■ **THE REQUEST**
Exactly repeat all the records below, omitting the images they hold.

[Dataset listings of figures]
========
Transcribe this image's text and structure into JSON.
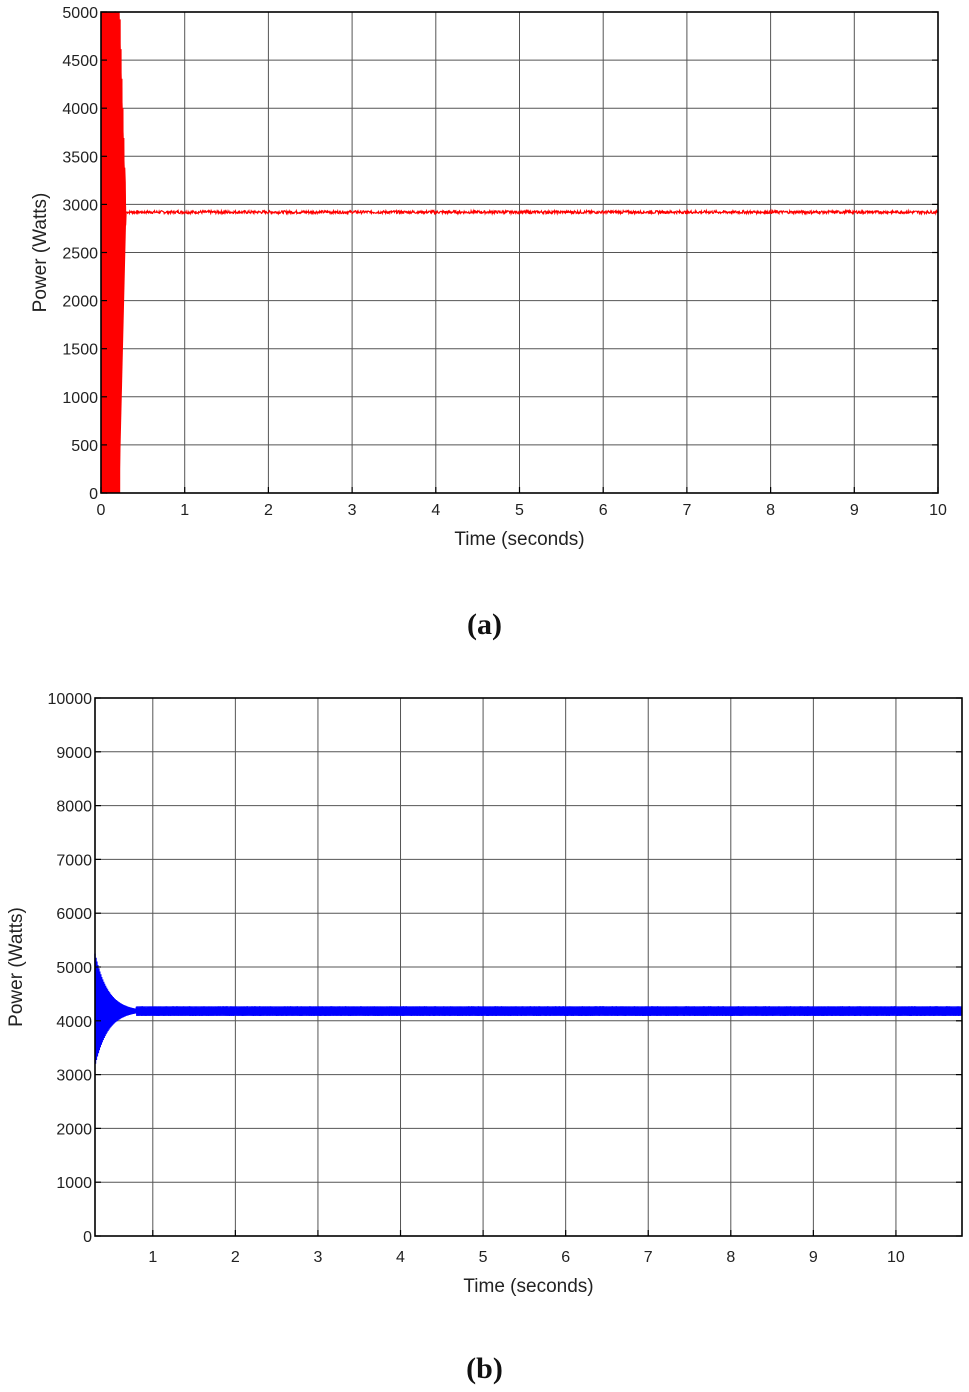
{
  "figure": {
    "panel_a_caption": "(a)",
    "panel_b_caption": "(b)"
  },
  "chart_data": [
    {
      "id": "a",
      "type": "line",
      "title": "",
      "xlabel": "Time (seconds)",
      "ylabel": "Power (Watts)",
      "xlim": [
        0,
        10
      ],
      "ylim": [
        0,
        5000
      ],
      "xticks": [
        0,
        1,
        2,
        3,
        4,
        5,
        6,
        7,
        8,
        9,
        10
      ],
      "yticks": [
        0,
        500,
        1000,
        1500,
        2000,
        2500,
        3000,
        3500,
        4000,
        4500,
        5000
      ],
      "grid": true,
      "legend": null,
      "color": "#ff0000",
      "series": [
        {
          "name": "Power",
          "description": "Large oscillation filling 0-5000 W from t=0 to ~0.25 s, then settles quickly to ~2920 W steady state with minor ripple",
          "transient": {
            "t_start": 0,
            "t_end": 0.3,
            "min": 0,
            "max": 5000
          },
          "x": [
            0,
            0.1,
            0.2,
            0.25,
            0.3,
            1,
            2,
            3,
            4,
            5,
            6,
            7,
            8,
            9,
            10
          ],
          "values": [
            0,
            5000,
            5000,
            3500,
            2930,
            2920,
            2910,
            2920,
            2925,
            2920,
            2920,
            2920,
            2925,
            2915,
            2920
          ],
          "steady_state": 2920
        }
      ]
    },
    {
      "id": "b",
      "type": "line",
      "title": "",
      "xlabel": "Time (seconds)",
      "ylabel": "Power (Watts)",
      "xlim": [
        0.3,
        10.8
      ],
      "ylim": [
        0,
        10000
      ],
      "xticks": [
        1,
        2,
        3,
        4,
        5,
        6,
        7,
        8,
        9,
        10
      ],
      "yticks": [
        0,
        1000,
        2000,
        3000,
        4000,
        5000,
        6000,
        7000,
        8000,
        9000,
        10000
      ],
      "grid": true,
      "legend": null,
      "color": "#0000ff",
      "series": [
        {
          "name": "Power",
          "description": "Damped oscillation starting ~0.3 s between ~3200 and ~5250 W, settling by ~0.8 s to a ripple band ~4100-4280 W (centre ~4180 W)",
          "transient": {
            "t_start": 0.3,
            "t_end": 0.8,
            "min": 3200,
            "max": 5250
          },
          "x": [
            0.3,
            0.35,
            0.4,
            0.45,
            0.5,
            0.6,
            0.7,
            0.8,
            1,
            2,
            3,
            4,
            5,
            6,
            7,
            8,
            9,
            10,
            10.8
          ],
          "values": [
            3200,
            5250,
            3400,
            4800,
            3800,
            4450,
            4000,
            4250,
            4180,
            4180,
            4180,
            4180,
            4180,
            4180,
            4180,
            4180,
            4180,
            4180,
            4180
          ],
          "steady_band": [
            4100,
            4280
          ],
          "steady_state": 4180
        }
      ]
    }
  ]
}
========
■ **CORRECT RESPONSE**
Transcribe this image's text and structure into JSON.
{
  "figure": {
    "panel_a_caption": "(a)",
    "panel_b_caption": "(b)"
  },
  "chart_data": [
    {
      "id": "a",
      "type": "line",
      "title": "",
      "xlabel": "Time (seconds)",
      "ylabel": "Power (Watts)",
      "xlim": [
        0,
        10
      ],
      "ylim": [
        0,
        5000
      ],
      "xticks": [
        0,
        1,
        2,
        3,
        4,
        5,
        6,
        7,
        8,
        9,
        10
      ],
      "yticks": [
        0,
        500,
        1000,
        1500,
        2000,
        2500,
        3000,
        3500,
        4000,
        4500,
        5000
      ],
      "grid": true,
      "legend": null,
      "color": "#ff0000",
      "series": [
        {
          "name": "Power",
          "description": "Large oscillation filling 0-5000 W from t=0 to ~0.25 s, then settles quickly to ~2920 W steady state with minor ripple",
          "transient": {
            "t_start": 0,
            "t_end": 0.3,
            "min": 0,
            "max": 5000
          },
          "x": [
            0,
            0.1,
            0.2,
            0.25,
            0.3,
            1,
            2,
            3,
            4,
            5,
            6,
            7,
            8,
            9,
            10
          ],
          "values": [
            0,
            5000,
            5000,
            3500,
            2930,
            2920,
            2910,
            2920,
            2925,
            2920,
            2920,
            2920,
            2925,
            2915,
            2920
          ],
          "steady_state": 2920
        }
      ]
    },
    {
      "id": "b",
      "type": "line",
      "title": "",
      "xlabel": "Time (seconds)",
      "ylabel": "Power (Watts)",
      "xlim": [
        0.3,
        10.8
      ],
      "ylim": [
        0,
        10000
      ],
      "xticks": [
        1,
        2,
        3,
        4,
        5,
        6,
        7,
        8,
        9,
        10
      ],
      "yticks": [
        0,
        1000,
        2000,
        3000,
        4000,
        5000,
        6000,
        7000,
        8000,
        9000,
        10000
      ],
      "grid": true,
      "legend": null,
      "color": "#0000ff",
      "series": [
        {
          "name": "Power",
          "description": "Damped oscillation starting ~0.3 s between ~3200 and ~5250 W, settling by ~0.8 s to a ripple band ~4100-4280 W (centre ~4180 W)",
          "transient": {
            "t_start": 0.3,
            "t_end": 0.8,
            "min": 3200,
            "max": 5250
          },
          "x": [
            0.3,
            0.35,
            0.4,
            0.45,
            0.5,
            0.6,
            0.7,
            0.8,
            1,
            2,
            3,
            4,
            5,
            6,
            7,
            8,
            9,
            10,
            10.8
          ],
          "values": [
            3200,
            5250,
            3400,
            4800,
            3800,
            4450,
            4000,
            4250,
            4180,
            4180,
            4180,
            4180,
            4180,
            4180,
            4180,
            4180,
            4180,
            4180,
            4180
          ],
          "steady_band": [
            4100,
            4280
          ],
          "steady_state": 4180
        }
      ]
    }
  ]
}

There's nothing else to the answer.